Short task: Return the number of lines that contain the word "with", and return nothing else.

--- start of Data entries ---

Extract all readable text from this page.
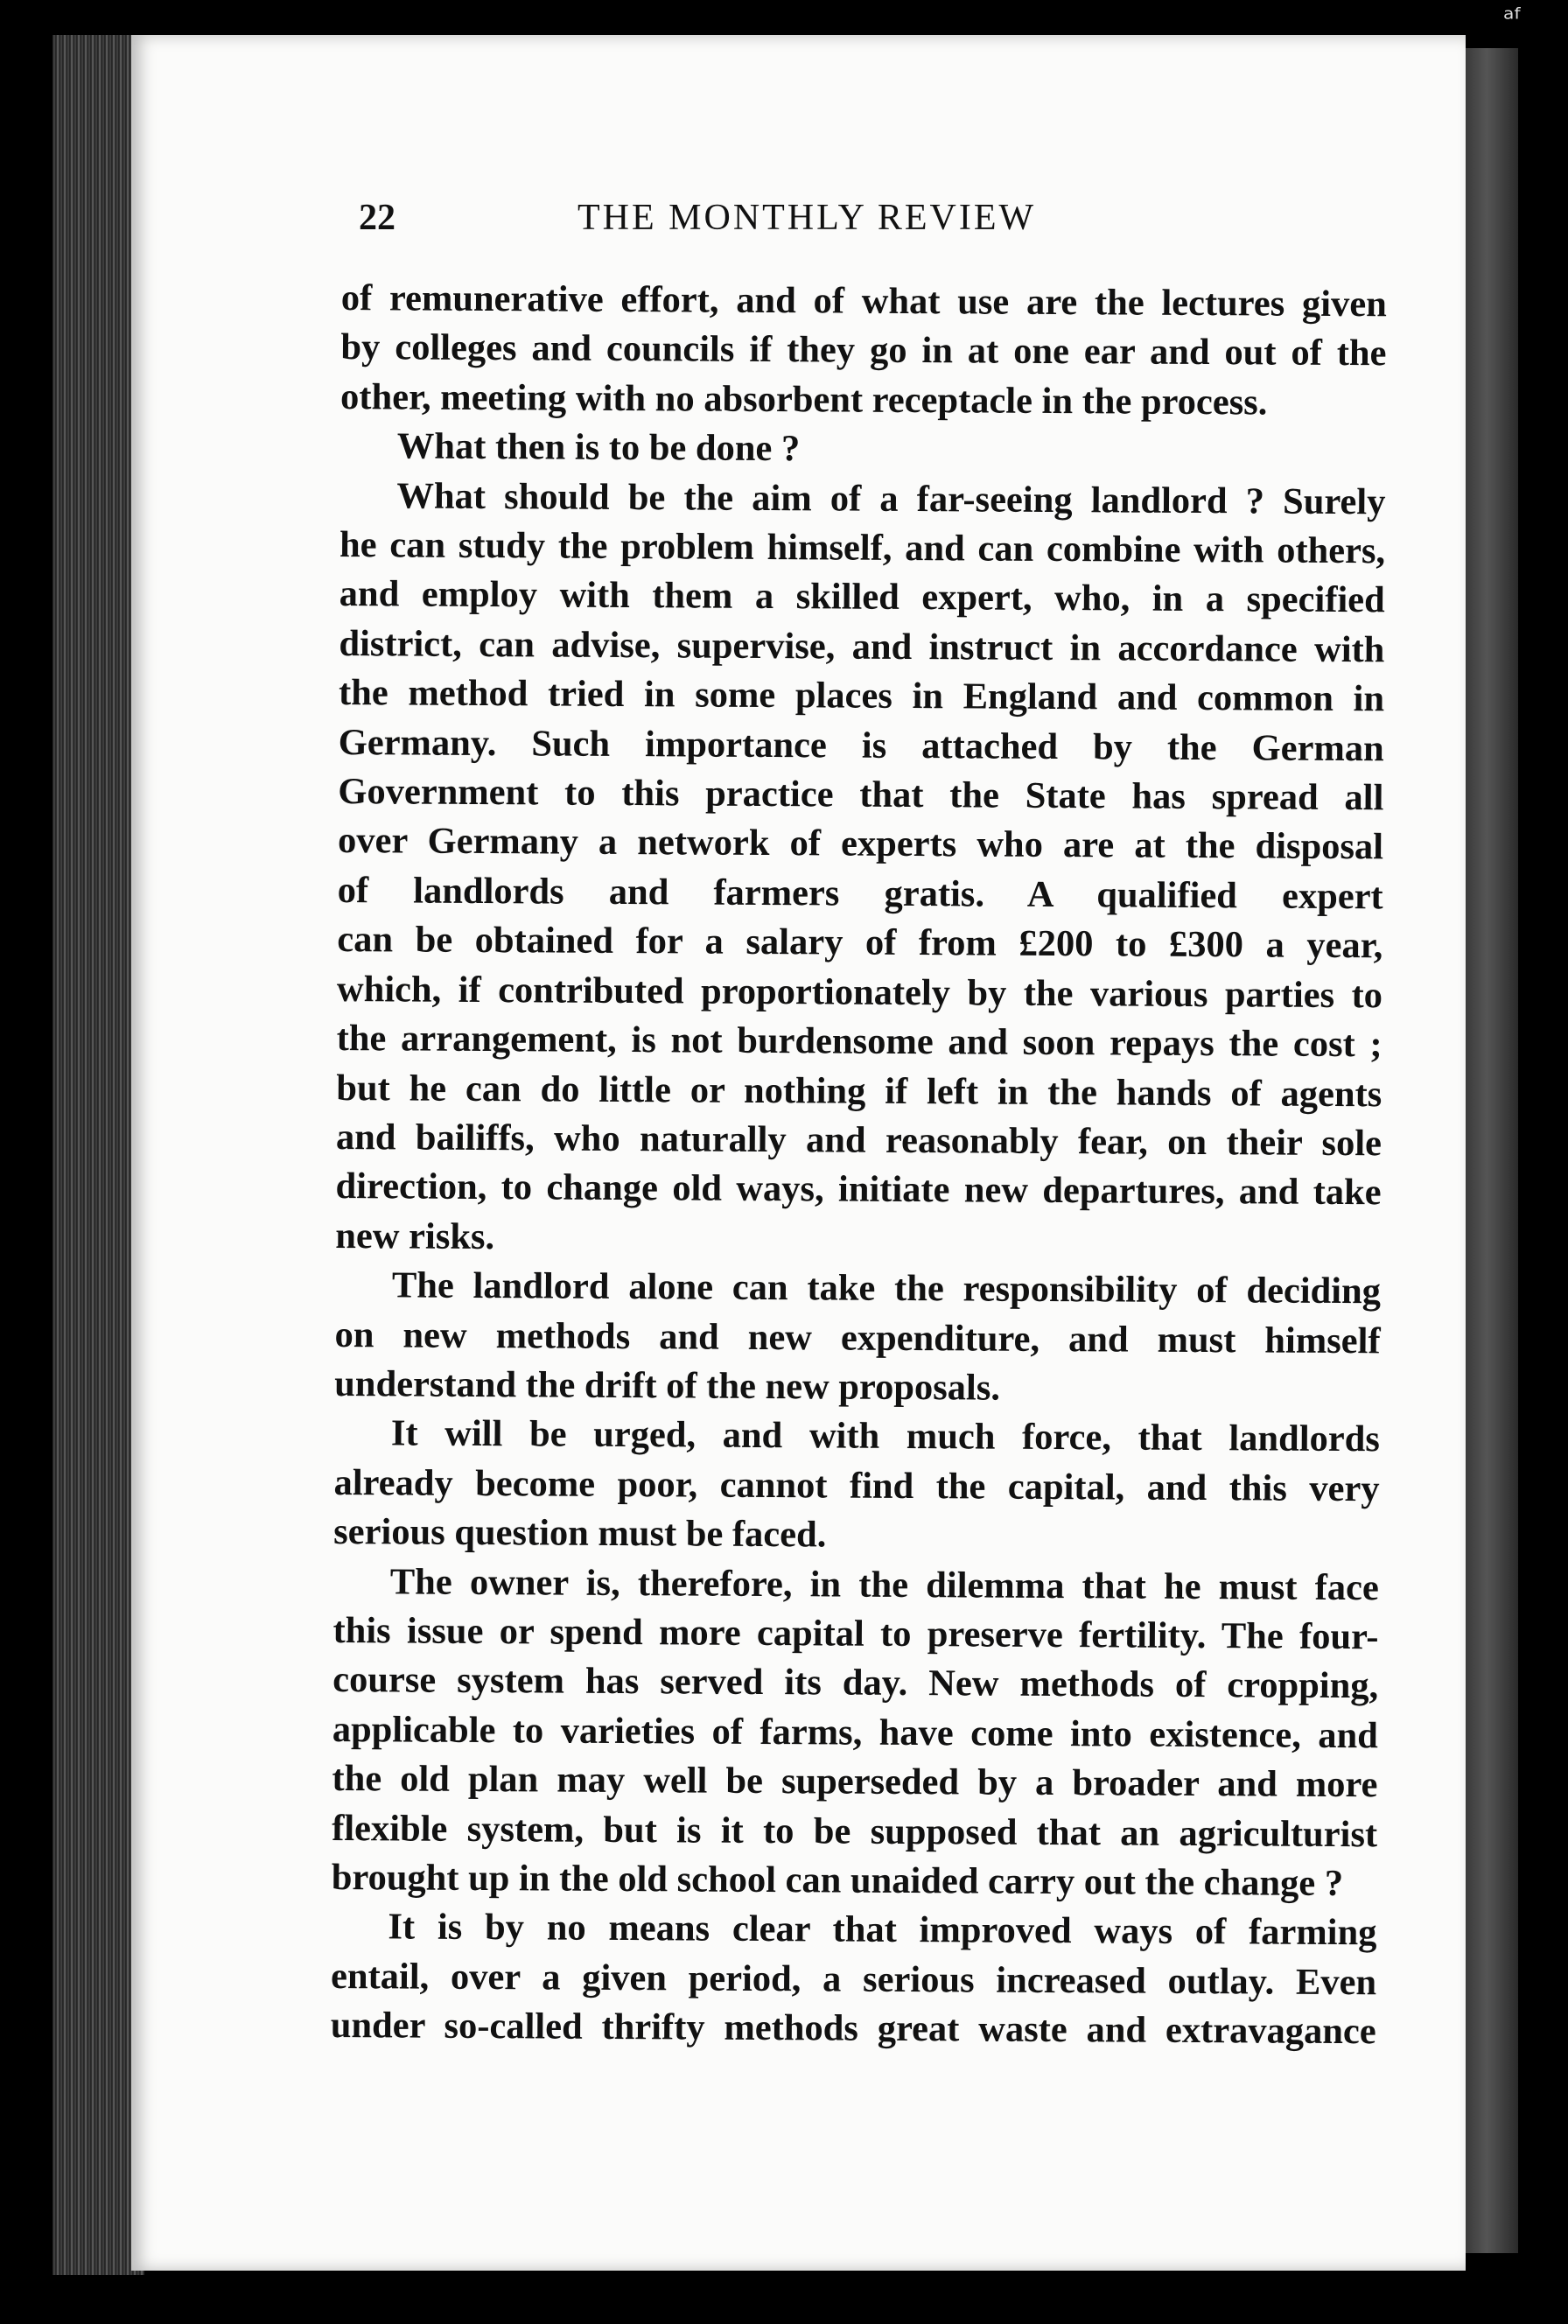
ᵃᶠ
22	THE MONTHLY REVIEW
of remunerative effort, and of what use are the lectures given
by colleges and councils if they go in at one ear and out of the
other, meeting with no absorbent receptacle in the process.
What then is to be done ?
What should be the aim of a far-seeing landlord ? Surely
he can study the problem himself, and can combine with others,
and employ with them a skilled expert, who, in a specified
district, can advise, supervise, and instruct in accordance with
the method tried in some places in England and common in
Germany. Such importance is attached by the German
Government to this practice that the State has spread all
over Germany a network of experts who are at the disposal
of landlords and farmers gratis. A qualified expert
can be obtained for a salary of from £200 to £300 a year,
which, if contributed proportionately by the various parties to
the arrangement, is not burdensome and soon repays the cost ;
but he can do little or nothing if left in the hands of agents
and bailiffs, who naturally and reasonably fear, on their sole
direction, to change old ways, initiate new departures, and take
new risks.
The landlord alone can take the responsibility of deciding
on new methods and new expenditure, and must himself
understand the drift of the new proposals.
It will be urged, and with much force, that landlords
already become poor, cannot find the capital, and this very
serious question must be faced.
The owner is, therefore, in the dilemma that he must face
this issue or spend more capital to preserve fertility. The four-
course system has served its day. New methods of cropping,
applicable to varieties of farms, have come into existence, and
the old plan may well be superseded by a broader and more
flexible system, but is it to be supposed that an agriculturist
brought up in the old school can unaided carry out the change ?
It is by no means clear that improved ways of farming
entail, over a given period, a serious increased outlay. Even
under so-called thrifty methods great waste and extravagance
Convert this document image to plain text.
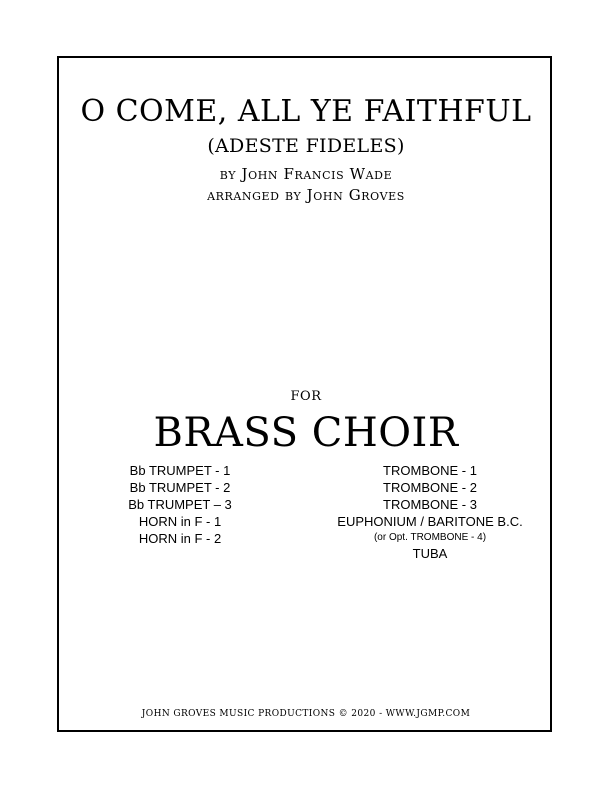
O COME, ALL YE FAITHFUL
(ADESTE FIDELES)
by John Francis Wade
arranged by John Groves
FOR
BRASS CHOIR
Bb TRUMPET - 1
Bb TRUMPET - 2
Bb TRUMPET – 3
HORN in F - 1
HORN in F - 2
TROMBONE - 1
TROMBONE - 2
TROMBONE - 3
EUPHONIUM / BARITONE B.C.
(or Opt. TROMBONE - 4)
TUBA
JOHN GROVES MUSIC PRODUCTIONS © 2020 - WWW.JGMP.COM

--- end of Data entries ---

Expected answer: 5